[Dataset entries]
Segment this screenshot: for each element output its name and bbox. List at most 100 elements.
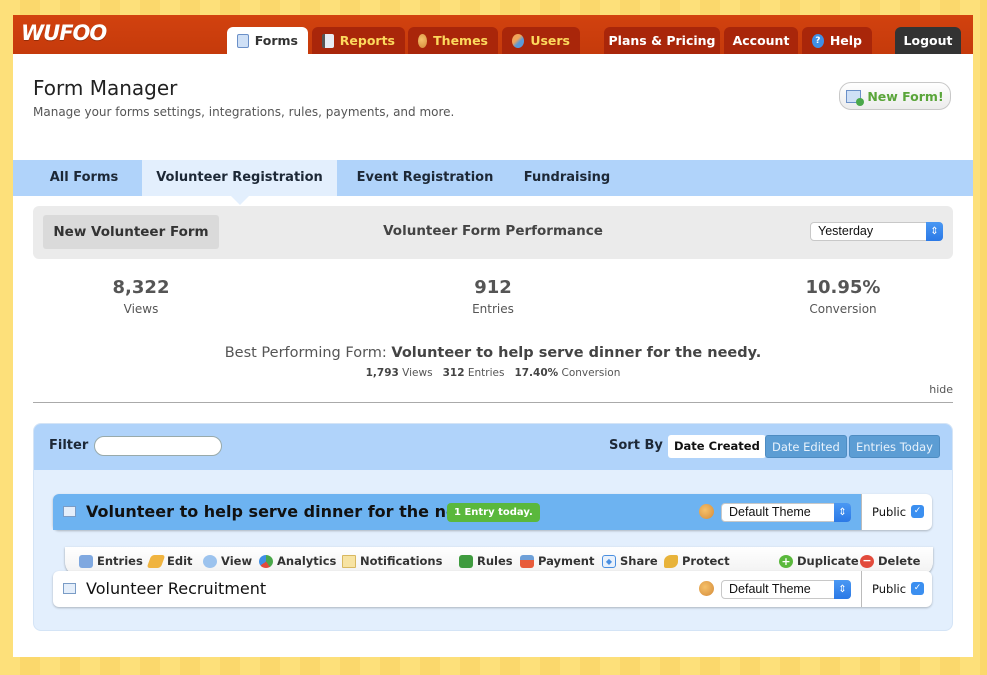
- payment-card-icon: [520, 554, 534, 568]
- form-icon: [63, 583, 76, 594]
- filter-label: Filter: [49, 438, 89, 453]
- theme-select-value: Default Theme: [729, 505, 811, 519]
- best-performing-form: Best Performing Form: Volunteer to help …: [13, 345, 973, 361]
- nav-tab-label: Plans & Pricing: [608, 33, 716, 48]
- entries-today-badge: 1 Entry today.: [447, 503, 540, 522]
- nav-tab-reports[interactable]: Reports: [312, 27, 405, 54]
- filter-input[interactable]: [94, 436, 222, 456]
- tab-all-forms[interactable]: All Forms: [33, 160, 135, 196]
- nav-tab-label: Themes: [433, 33, 488, 48]
- action-label: Delete: [878, 554, 921, 568]
- nav-tab-account[interactable]: Account: [724, 27, 798, 54]
- nav-tab-themes[interactable]: Themes: [408, 27, 498, 54]
- select-arrows-icon: ⇕: [926, 222, 943, 241]
- best-form-stats: 1,793 Views 312 Entries 17.40% Conversio…: [13, 367, 973, 379]
- nav-tab-label: Reports: [339, 33, 395, 48]
- nav-tab-plans-pricing[interactable]: Plans & Pricing: [604, 27, 720, 54]
- reports-icon: [322, 33, 334, 48]
- nav-tab-label: Forms: [254, 33, 298, 48]
- minus-circle-icon: −: [860, 554, 874, 568]
- analytics-pie-icon: [259, 554, 273, 568]
- form-icon: [63, 506, 76, 517]
- best-conversion-value: 17.40%: [514, 367, 559, 379]
- best-form-name[interactable]: Volunteer to help serve dinner for the n…: [391, 345, 761, 361]
- form-row-main: Volunteer to help serve dinner for the n…: [53, 494, 861, 530]
- nav-tab-label: Users: [530, 33, 570, 48]
- theme-select[interactable]: Default Theme ⇕: [721, 580, 851, 599]
- top-nav-bar: WUFOO Forms Reports Themes Users Plans &…: [13, 15, 973, 54]
- action-notifications[interactable]: Notifications: [342, 554, 442, 568]
- tab-volunteer-registration[interactable]: Volunteer Registration: [142, 160, 337, 205]
- performance-panel: New Volunteer Form Volunteer Form Perfor…: [33, 206, 953, 259]
- key-icon: [664, 554, 678, 568]
- envelope-icon: [342, 554, 356, 568]
- public-checkbox[interactable]: ✓: [911, 582, 924, 595]
- action-label: Analytics: [277, 554, 337, 568]
- action-delete[interactable]: − Delete: [860, 554, 920, 568]
- select-arrows-icon: ⇕: [834, 580, 851, 599]
- public-checkbox[interactable]: ✓: [911, 505, 924, 518]
- nav-tab-forms[interactable]: Forms: [227, 27, 308, 54]
- action-label: Rules: [477, 554, 513, 568]
- list-header: Filter Sort By : Date Created Date Edite…: [34, 424, 952, 470]
- best-views-value: 1,793: [365, 367, 399, 379]
- select-arrows-icon: ⇕: [834, 503, 851, 522]
- theme-palette-icon: [699, 504, 714, 519]
- page-subtitle: Manage your forms settings, integrations…: [33, 105, 455, 119]
- plus-circle-icon: +: [779, 554, 793, 568]
- action-view[interactable]: View: [203, 554, 252, 568]
- form-row[interactable]: Volunteer to help serve dinner for the n…: [53, 494, 932, 530]
- action-label: Payment: [538, 554, 595, 568]
- hide-link[interactable]: hide: [929, 383, 953, 396]
- action-payment[interactable]: Payment: [520, 554, 595, 568]
- stat-value: 10.95%: [805, 277, 881, 298]
- stat-conversion: 10.95% Conversion: [743, 277, 943, 316]
- new-form-button[interactable]: New Form!: [839, 82, 951, 110]
- stat-entries: 912 Entries: [393, 277, 593, 316]
- nav-tab-help[interactable]: ? Help: [802, 27, 872, 54]
- action-label: Entries: [97, 554, 143, 568]
- action-analytics[interactable]: Analytics: [259, 554, 336, 568]
- sort-entries-today[interactable]: Entries Today: [849, 435, 940, 458]
- new-form-icon: [846, 89, 865, 106]
- public-label: Public: [872, 582, 907, 596]
- form-row[interactable]: Volunteer Recruitment Default Theme ⇕ Pu…: [53, 571, 932, 607]
- sort-date-edited[interactable]: Date Edited: [765, 435, 847, 458]
- stat-value: 8,322: [112, 277, 170, 298]
- best-prefix: Best Performing Form:: [224, 345, 387, 361]
- public-toggle-area: Public ✓: [861, 494, 932, 530]
- wufoo-logo[interactable]: WUFOO: [21, 21, 107, 45]
- divider: [33, 402, 953, 403]
- sort-by-label: Sort By :: [609, 438, 673, 453]
- stat-views: 8,322 Views: [41, 277, 241, 316]
- theme-palette-icon: [699, 581, 714, 596]
- form-title[interactable]: Volunteer Recruitment: [86, 579, 266, 598]
- best-conversion-label: Conversion: [561, 367, 621, 379]
- nav-tab-label: Account: [732, 33, 790, 48]
- help-icon: ?: [812, 33, 824, 48]
- theme-select[interactable]: Default Theme ⇕: [721, 503, 851, 522]
- tab-fundraising[interactable]: Fundraising: [517, 160, 617, 196]
- action-protect[interactable]: Protect: [664, 554, 730, 568]
- themes-palette-icon: [418, 33, 428, 48]
- stat-value: 912: [474, 277, 512, 298]
- stat-label: Views: [123, 302, 159, 316]
- new-form-label: New Form!: [867, 88, 944, 104]
- action-edit[interactable]: Edit: [146, 554, 193, 568]
- best-entries-label: Entries: [467, 367, 505, 379]
- stat-label: Conversion: [809, 302, 877, 316]
- action-duplicate[interactable]: + Duplicate: [779, 554, 859, 568]
- tab-event-registration[interactable]: Event Registration: [350, 160, 500, 196]
- logout-button[interactable]: Logout: [895, 27, 961, 54]
- theme-select-value: Default Theme: [729, 582, 811, 596]
- action-entries[interactable]: Entries: [79, 554, 143, 568]
- sort-date-created[interactable]: Date Created: [668, 435, 766, 458]
- stat-label: Entries: [472, 302, 514, 316]
- action-share[interactable]: ◆ Share: [602, 554, 658, 568]
- form-title[interactable]: Volunteer to help serve dinner for the n…: [86, 502, 494, 521]
- action-label: Notifications: [360, 554, 443, 568]
- period-select[interactable]: Yesterday ⇕: [810, 222, 943, 241]
- action-label: Protect: [682, 554, 730, 568]
- action-rules[interactable]: Rules: [459, 554, 513, 568]
- nav-tab-users[interactable]: Users: [502, 27, 580, 54]
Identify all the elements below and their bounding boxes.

→ STATED EXERCISE
Reproduce the listing above verbatim, line for line, omitting the pictures.

→ EXERCISE RESULT
Segment this screenshot: for each element output its name and bbox. List at most 100 elements.
- payment-card-icon: [520, 554, 534, 568]
- form-icon: [63, 583, 76, 594]
- filter-label: Filter: [49, 438, 89, 453]
- theme-select-value: Default Theme: [729, 505, 811, 519]
- best-performing-form: Best Performing Form: Volunteer to help …: [13, 345, 973, 361]
- nav-tab-label: Plans & Pricing: [608, 33, 716, 48]
- entries-today-badge: 1 Entry today.: [447, 503, 540, 522]
- nav-tab-reports[interactable]: Reports: [312, 27, 405, 54]
- filter-input[interactable]: [94, 436, 222, 456]
- tab-all-forms[interactable]: All Forms: [33, 160, 135, 196]
- nav-tab-label: Themes: [433, 33, 488, 48]
- action-label: Delete: [878, 554, 921, 568]
- nav-tab-account[interactable]: Account: [724, 27, 798, 54]
- nav-tab-themes[interactable]: Themes: [408, 27, 498, 54]
- select-arrows-icon: ⇕: [926, 222, 943, 241]
- best-form-stats: 1,793 Views 312 Entries 17.40% Conversio…: [13, 367, 973, 379]
- nav-tab-label: Reports: [339, 33, 395, 48]
- nav-tab-plans-pricing[interactable]: Plans & Pricing: [604, 27, 720, 54]
- reports-icon: [322, 33, 334, 48]
- nav-tab-label: Forms: [254, 33, 298, 48]
- minus-circle-icon: −: [860, 554, 874, 568]
- analytics-pie-icon: [259, 554, 273, 568]
- form-icon: [63, 506, 76, 517]
- best-conversion-value: 17.40%: [514, 367, 559, 379]
- best-form-name[interactable]: Volunteer to help serve dinner for the n…: [391, 345, 761, 361]
- form-row-main: Volunteer to help serve dinner for the n…: [53, 494, 861, 530]
- nav-tab-label: Users: [530, 33, 570, 48]
- theme-select[interactable]: Default Theme ⇕: [721, 580, 851, 599]
- top-nav-bar: WUFOO Forms Reports Themes Users Plans &…: [13, 15, 973, 54]
- action-notifications[interactable]: Notifications: [342, 554, 442, 568]
- tab-volunteer-registration[interactable]: Volunteer Registration: [142, 160, 337, 205]
- performance-panel: New Volunteer Form Volunteer Form Perfor…: [33, 206, 953, 259]
- key-icon: [664, 554, 678, 568]
- envelope-icon: [342, 554, 356, 568]
- public-checkbox[interactable]: ✓: [911, 582, 924, 595]
- action-label: Analytics: [277, 554, 337, 568]
- action-delete[interactable]: − Delete: [860, 554, 920, 568]
- select-arrows-icon: ⇕: [834, 580, 851, 599]
- public-checkbox[interactable]: ✓: [911, 505, 924, 518]
- nav-tab-forms[interactable]: Forms: [227, 27, 308, 54]
- action-label: Rules: [477, 554, 513, 568]
- list-header: Filter Sort By : Date Created Date Edite…: [34, 424, 952, 470]
- best-views-value: 1,793: [365, 367, 399, 379]
- select-arrows-icon: ⇕: [834, 503, 851, 522]
- theme-palette-icon: [699, 504, 714, 519]
- page-subtitle: Manage your forms settings, integrations…: [33, 105, 455, 119]
- plus-circle-icon: +: [779, 554, 793, 568]
- action-view[interactable]: View: [203, 554, 252, 568]
- form-row[interactable]: Volunteer to help serve dinner for the n…: [53, 494, 932, 530]
- action-label: Payment: [538, 554, 595, 568]
- hide-link[interactable]: hide: [929, 383, 953, 396]
- action-payment[interactable]: Payment: [520, 554, 595, 568]
- stat-value: 10.95%: [805, 277, 881, 298]
- stat-conversion: 10.95% Conversion: [743, 277, 943, 316]
- new-form-button[interactable]: New Form!: [839, 82, 951, 110]
- stat-entries: 912 Entries: [393, 277, 593, 316]
- nav-tab-help[interactable]: ? Help: [802, 27, 872, 54]
- action-label: Entries: [97, 554, 143, 568]
- action-analytics[interactable]: Analytics: [259, 554, 336, 568]
- sort-entries-today[interactable]: Entries Today: [849, 435, 940, 458]
- new-form-icon: [846, 89, 865, 106]
- public-label: Public: [872, 582, 907, 596]
- form-row[interactable]: Volunteer Recruitment Default Theme ⇕ Pu…: [53, 571, 932, 607]
- sort-date-edited[interactable]: Date Edited: [765, 435, 847, 458]
- stat-value: 8,322: [112, 277, 170, 298]
- best-prefix: Best Performing Form:: [224, 345, 387, 361]
- public-toggle-area: Public ✓: [861, 494, 932, 530]
- wufoo-logo[interactable]: WUFOO: [21, 21, 107, 45]
- divider: [33, 402, 953, 403]
- sort-by-label: Sort By :: [609, 438, 673, 453]
- stat-views: 8,322 Views: [41, 277, 241, 316]
- theme-palette-icon: [699, 581, 714, 596]
- form-title[interactable]: Volunteer Recruitment: [86, 579, 266, 598]
- best-conversion-label: Conversion: [561, 367, 621, 379]
- nav-tab-label: Account: [732, 33, 790, 48]
- help-icon: ?: [812, 33, 824, 48]
- theme-select[interactable]: Default Theme ⇕: [721, 503, 851, 522]
- tab-fundraising[interactable]: Fundraising: [517, 160, 617, 196]
- action-protect[interactable]: Protect: [664, 554, 730, 568]
- themes-palette-icon: [418, 33, 428, 48]
- stat-value: 912: [474, 277, 512, 298]
- stat-label: Views: [123, 302, 159, 316]
- new-form-label: New Form!: [867, 88, 944, 104]
- action-edit[interactable]: Edit: [146, 554, 193, 568]
- best-entries-label: Entries: [467, 367, 505, 379]
- stat-label: Conversion: [809, 302, 877, 316]
- action-duplicate[interactable]: + Duplicate: [779, 554, 859, 568]
- tab-event-registration[interactable]: Event Registration: [350, 160, 500, 196]
- logout-button[interactable]: Logout: [895, 27, 961, 54]
- theme-select-value: Default Theme: [729, 582, 811, 596]
- action-entries[interactable]: Entries: [79, 554, 143, 568]
- sort-date-created[interactable]: Date Created: [668, 435, 766, 458]
- stat-label: Entries: [472, 302, 514, 316]
- action-share[interactable]: ◆ Share: [602, 554, 658, 568]
- form-title[interactable]: Volunteer to help serve dinner for the n…: [86, 502, 494, 521]
- action-label: Notifications: [360, 554, 443, 568]
- period-select[interactable]: Yesterday ⇕: [810, 222, 943, 241]
- action-label: Protect: [682, 554, 730, 568]
- action-rules[interactable]: Rules: [459, 554, 513, 568]
- nav-tab-users[interactable]: Users: [502, 27, 580, 54]
Identify all the elements below and their bounding boxes.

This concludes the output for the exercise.